Copy out every record below exactly as written, but leave out any pictures.

※ ※ ※

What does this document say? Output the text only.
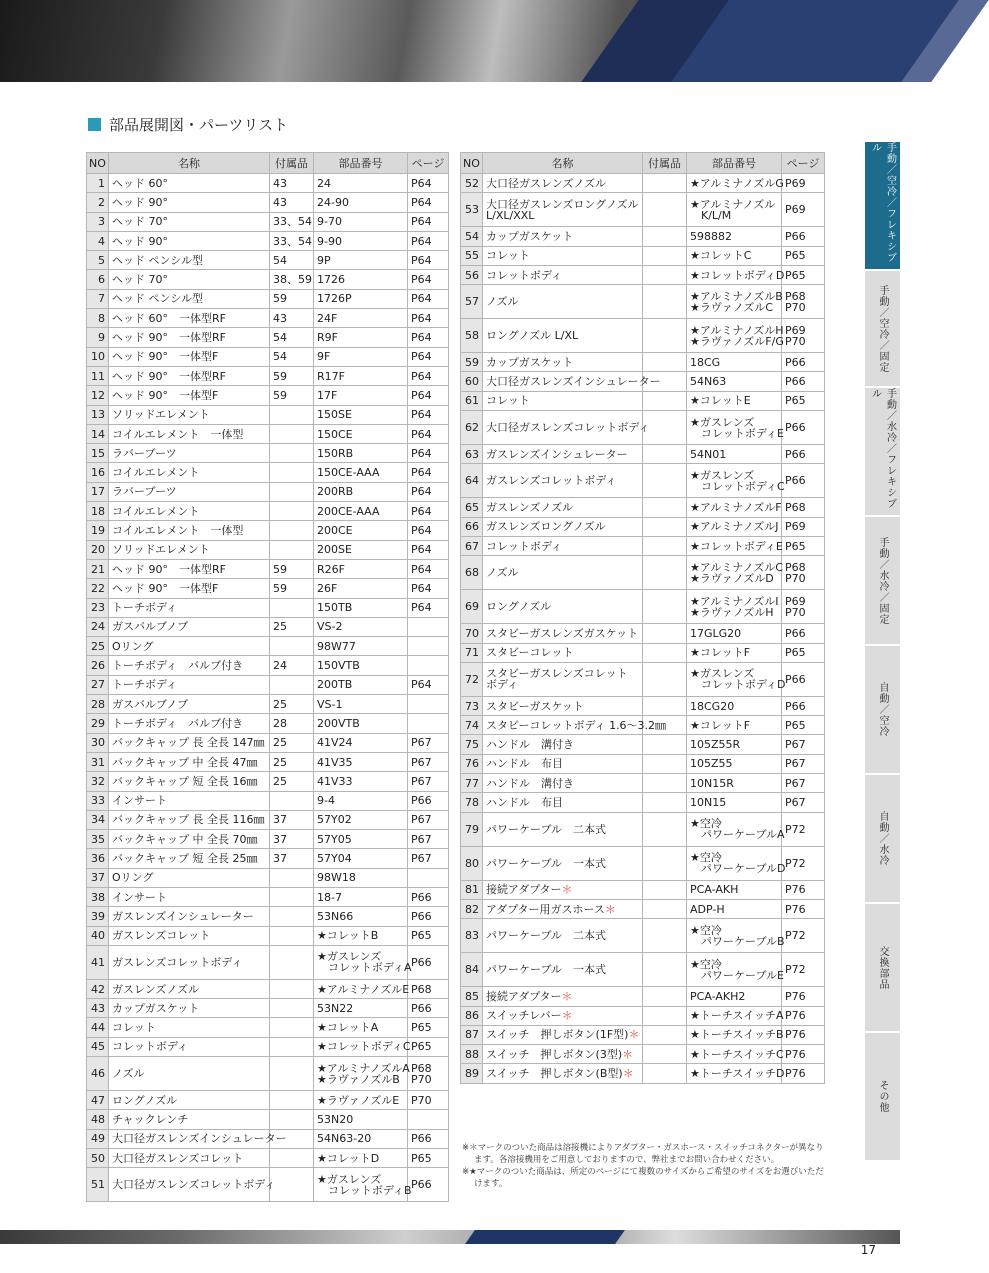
部品展開図・パーツリスト
NO	名称	付属品	部品番号	ページ
1	ヘッド 60°	43	24	P64
2	ヘッド 90°	43	24-90	P64
3	ヘッド 70°	33、54	9-70	P64
4	ヘッド 90°	33、54	9-90	P64
5	ヘッド ペンシル型	54	9P	P64
6	ヘッド 70°	38、59	1726	P64
7	ヘッド ペンシル型	59	1726P	P64
8	ヘッド 60°　一体型RF	43	24F	P64
9	ヘッド 90°　一体型RF	54	R9F	P64
10	ヘッド 90°　一体型F	54	9F	P64
11	ヘッド 90°　一体型RF	59	R17F	P64
12	ヘッド 90°　一体型F	59	17F	P64
13	ソリッドエレメント		150SE	P64
14	コイルエレメント　一体型		150CE	P64
15	ラバーブーツ		150RB	P64
16	コイルエレメント		150CE-AAA	P64
17	ラバーブーツ		200RB	P64
18	コイルエレメント		200CE-AAA	P64
19	コイルエレメント　一体型		200CE	P64
20	ソリッドエレメント		200SE	P64
21	ヘッド 90°　一体型RF	59	R26F	P64
22	ヘッド 90°　一体型F	59	26F	P64
23	トーチボディ		150TB	P64
24	ガスバルブノブ	25	VS-2	
25	Oリング		98W77	
26	トーチボディ　バルブ付き	24	150VTB	
27	トーチボディ		200TB	P64
28	ガスバルブノブ	25	VS-1	
29	トーチボディ　バルブ付き	28	200VTB	
30	バックキャップ 長 全長 147㎜	25	41V24	P67
31	バックキャップ 中 全長 47㎜	25	41V35	P67
32	バックキャップ 短 全長 16㎜	25	41V33	P67
33	インサート		9-4	P66
34	バックキャップ 長 全長 116㎜	37	57Y02	P67
35	バックキャップ 中 全長 70㎜	37	57Y05	P67
36	バックキャップ 短 全長 25㎜	37	57Y04	P67
37	Oリング		98W18	
38	インサート		18-7	P66
39	ガスレンズインシュレーター		53N66	P66
40	ガスレンズコレット		★コレットB	P65
41	ガスレンズコレットボディ		★ガスレンズ
　コレットボディA	P66
42	ガスレンズノズル		★アルミナノズルE	P68
43	カップガスケット		53N22	P66
44	コレット		★コレットA	P65
45	コレットボディ		★コレットボディC	P65
46	ノズル		★アルミナノズルA
★ラヴァノズルB	P68
P70
47	ロングノズル		★ラヴァノズルE	P70
48	チャックレンチ		53N20	
49	大口径ガスレンズインシュレーター		54N63-20	P66
50	大口径ガスレンズコレット		★コレットD	P65
51	大口径ガスレンズコレットボディ		★ガスレンズ
　コレットボディB	P66
NO	名称	付属品	部品番号	ページ
52	大口径ガスレンズノズル		★アルミナノズルG	P69
53	大口径ガスレンズロングノズル
L/XL/XXL		★アルミナノズル
　K/L/M	P69
54	カップガスケット		598882	P66
55	コレット		★コレットC	P65
56	コレットボディ		★コレットボディD	P65
57	ノズル		★アルミナノズルB
★ラヴァノズルC	P68
P70
58	ロングノズル L/XL		★アルミナノズルH
★ラヴァノズルF/G	P69
P70
59	カップガスケット		18CG	P66
60	大口径ガスレンズインシュレーター		54N63	P66
61	コレット		★コレットE	P65
62	大口径ガスレンズコレットボディ		★ガスレンズ
　コレットボディE	P66
63	ガスレンズインシュレーター		54N01	P66
64	ガスレンズコレットボディ		★ガスレンズ
　コレットボディC	P66
65	ガスレンズノズル		★アルミナノズルF	P68
66	ガスレンズロングノズル		★アルミナノズルJ	P69
67	コレットボディ		★コレットボディE	P65
68	ノズル		★アルミナノズルC
★ラヴァノズルD	P68
P70
69	ロングノズル		★アルミナノズルI
★ラヴァノズルH	P69
P70
70	スタビーガスレンズガスケット		17GLG20	P66
71	スタビーコレット		★コレットF	P65
72	スタビーガスレンズコレット
ボディ		★ガスレンズ
　コレットボディD	P66
73	スタビーガスケット		18CG20	P66
74	スタビーコレットボディ 1.6～3.2㎜		★コレットF	P65
75	ハンドル　溝付き		105Z55R	P67
76	ハンドル　布目		105Z55	P67
77	ハンドル　溝付き		10N15R	P67
78	ハンドル　布目		10N15	P67
79	パワーケーブル　二本式		★空冷
　パワーケーブルA	P72
80	パワーケーブル　一本式		★空冷
　パワーケーブルD	P72
81	接続アダプター＊		PCA-AKH	P76
82	アダプター用ガスホース＊		ADP-H	P76
83	パワーケーブル　二本式		★空冷
　パワーケーブルB	P72
84	パワーケーブル　一本式		★空冷
　パワーケーブルE	P72
85	接続アダプター＊		PCA-AKH2	P76
86	スイッチレバー＊		★トーチスイッチA	P76
87	スイッチ　押しボタン(1F型)＊		★トーチスイッチB	P76
88	スイッチ　押しボタン(3型)＊		★トーチスイッチC	P76
89	スイッチ　押しボタン(B型)＊		★トーチスイッチD	P76

※＊マークのついた商品は溶接機によりアダプター・ガスホース・スイッチコネクターが異なります。各溶接機用をご用意しておりますので、弊社までお問い合わせください。

※★マークのついた商品は、所定のページにて複数のサイズからご希望のサイズをお選びいただけます。

手動／空冷／フレキシブル
手動／空冷／固定
手動／水冷／フレキシブル
手動／水冷／固定
自動／空冷
自動／水冷
交換部品
その他
17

※ ※ ※

SOLUTION FOR THIS TASK ▸
What does this document say? Output the text only.
部品展開図・パーツリスト
NO	名称	付属品	部品番号	ページ
1	ヘッド 60°	43	24	P64
2	ヘッド 90°	43	24-90	P64
3	ヘッド 70°	33、54	9-70	P64
4	ヘッド 90°	33、54	9-90	P64
5	ヘッド ペンシル型	54	9P	P64
6	ヘッド 70°	38、59	1726	P64
7	ヘッド ペンシル型	59	1726P	P64
8	ヘッド 60°　一体型RF	43	24F	P64
9	ヘッド 90°　一体型RF	54	R9F	P64
10	ヘッド 90°　一体型F	54	9F	P64
11	ヘッド 90°　一体型RF	59	R17F	P64
12	ヘッド 90°　一体型F	59	17F	P64
13	ソリッドエレメント		150SE	P64
14	コイルエレメント　一体型		150CE	P64
15	ラバーブーツ		150RB	P64
16	コイルエレメント		150CE-AAA	P64
17	ラバーブーツ		200RB	P64
18	コイルエレメント		200CE-AAA	P64
19	コイルエレメント　一体型		200CE	P64
20	ソリッドエレメント		200SE	P64
21	ヘッド 90°　一体型RF	59	R26F	P64
22	ヘッド 90°　一体型F	59	26F	P64
23	トーチボディ		150TB	P64
24	ガスバルブノブ	25	VS-2	
25	Oリング		98W77	
26	トーチボディ　バルブ付き	24	150VTB	
27	トーチボディ		200TB	P64
28	ガスバルブノブ	25	VS-1	
29	トーチボディ　バルブ付き	28	200VTB	
30	バックキャップ 長 全長 147㎜	25	41V24	P67
31	バックキャップ 中 全長 47㎜	25	41V35	P67
32	バックキャップ 短 全長 16㎜	25	41V33	P67
33	インサート		9-4	P66
34	バックキャップ 長 全長 116㎜	37	57Y02	P67
35	バックキャップ 中 全長 70㎜	37	57Y05	P67
36	バックキャップ 短 全長 25㎜	37	57Y04	P67
37	Oリング		98W18	
38	インサート		18-7	P66
39	ガスレンズインシュレーター		53N66	P66
40	ガスレンズコレット		★コレットB	P65
41	ガスレンズコレットボディ		★ガスレンズ
　コレットボディA	P66
42	ガスレンズノズル		★アルミナノズルE	P68
43	カップガスケット		53N22	P66
44	コレット		★コレットA	P65
45	コレットボディ		★コレットボディC	P65
46	ノズル		★アルミナノズルA
★ラヴァノズルB	P68
P70
47	ロングノズル		★ラヴァノズルE	P70
48	チャックレンチ		53N20	
49	大口径ガスレンズインシュレーター		54N63-20	P66
50	大口径ガスレンズコレット		★コレットD	P65
51	大口径ガスレンズコレットボディ		★ガスレンズ
　コレットボディB	P66
NO	名称	付属品	部品番号	ページ
52	大口径ガスレンズノズル		★アルミナノズルG	P69
53	大口径ガスレンズロングノズル
L/XL/XXL		★アルミナノズル
　K/L/M	P69
54	カップガスケット		598882	P66
55	コレット		★コレットC	P65
56	コレットボディ		★コレットボディD	P65
57	ノズル		★アルミナノズルB
★ラヴァノズルC	P68
P70
58	ロングノズル L/XL		★アルミナノズルH
★ラヴァノズルF/G	P69
P70
59	カップガスケット		18CG	P66
60	大口径ガスレンズインシュレーター		54N63	P66
61	コレット		★コレットE	P65
62	大口径ガスレンズコレットボディ		★ガスレンズ
　コレットボディE	P66
63	ガスレンズインシュレーター		54N01	P66
64	ガスレンズコレットボディ		★ガスレンズ
　コレットボディC	P66
65	ガスレンズノズル		★アルミナノズルF	P68
66	ガスレンズロングノズル		★アルミナノズルJ	P69
67	コレットボディ		★コレットボディE	P65
68	ノズル		★アルミナノズルC
★ラヴァノズルD	P68
P70
69	ロングノズル		★アルミナノズルI
★ラヴァノズルH	P69
P70
70	スタビーガスレンズガスケット		17GLG20	P66
71	スタビーコレット		★コレットF	P65
72	スタビーガスレンズコレット
ボディ		★ガスレンズ
　コレットボディD	P66
73	スタビーガスケット		18CG20	P66
74	スタビーコレットボディ 1.6～3.2㎜		★コレットF	P65
75	ハンドル　溝付き		105Z55R	P67
76	ハンドル　布目		105Z55	P67
77	ハンドル　溝付き		10N15R	P67
78	ハンドル　布目		10N15	P67
79	パワーケーブル　二本式		★空冷
　パワーケーブルA	P72
80	パワーケーブル　一本式		★空冷
　パワーケーブルD	P72
81	接続アダプター＊		PCA-AKH	P76
82	アダプター用ガスホース＊		ADP-H	P76
83	パワーケーブル　二本式		★空冷
　パワーケーブルB	P72
84	パワーケーブル　一本式		★空冷
　パワーケーブルE	P72
85	接続アダプター＊		PCA-AKH2	P76
86	スイッチレバー＊		★トーチスイッチA	P76
87	スイッチ　押しボタン(1F型)＊		★トーチスイッチB	P76
88	スイッチ　押しボタン(3型)＊		★トーチスイッチC	P76
89	スイッチ　押しボタン(B型)＊		★トーチスイッチD	P76

※＊マークのついた商品は溶接機によりアダプター・ガスホース・スイッチコネクターが異なります。各溶接機用をご用意しておりますので、弊社までお問い合わせください。

※★マークのついた商品は、所定のページにて複数のサイズからご希望のサイズをお選びいただけます。

手動／空冷／フレキシブル
手動／空冷／固定
手動／水冷／フレキシブル
手動／水冷／固定
自動／空冷
自動／水冷
交換部品
その他
17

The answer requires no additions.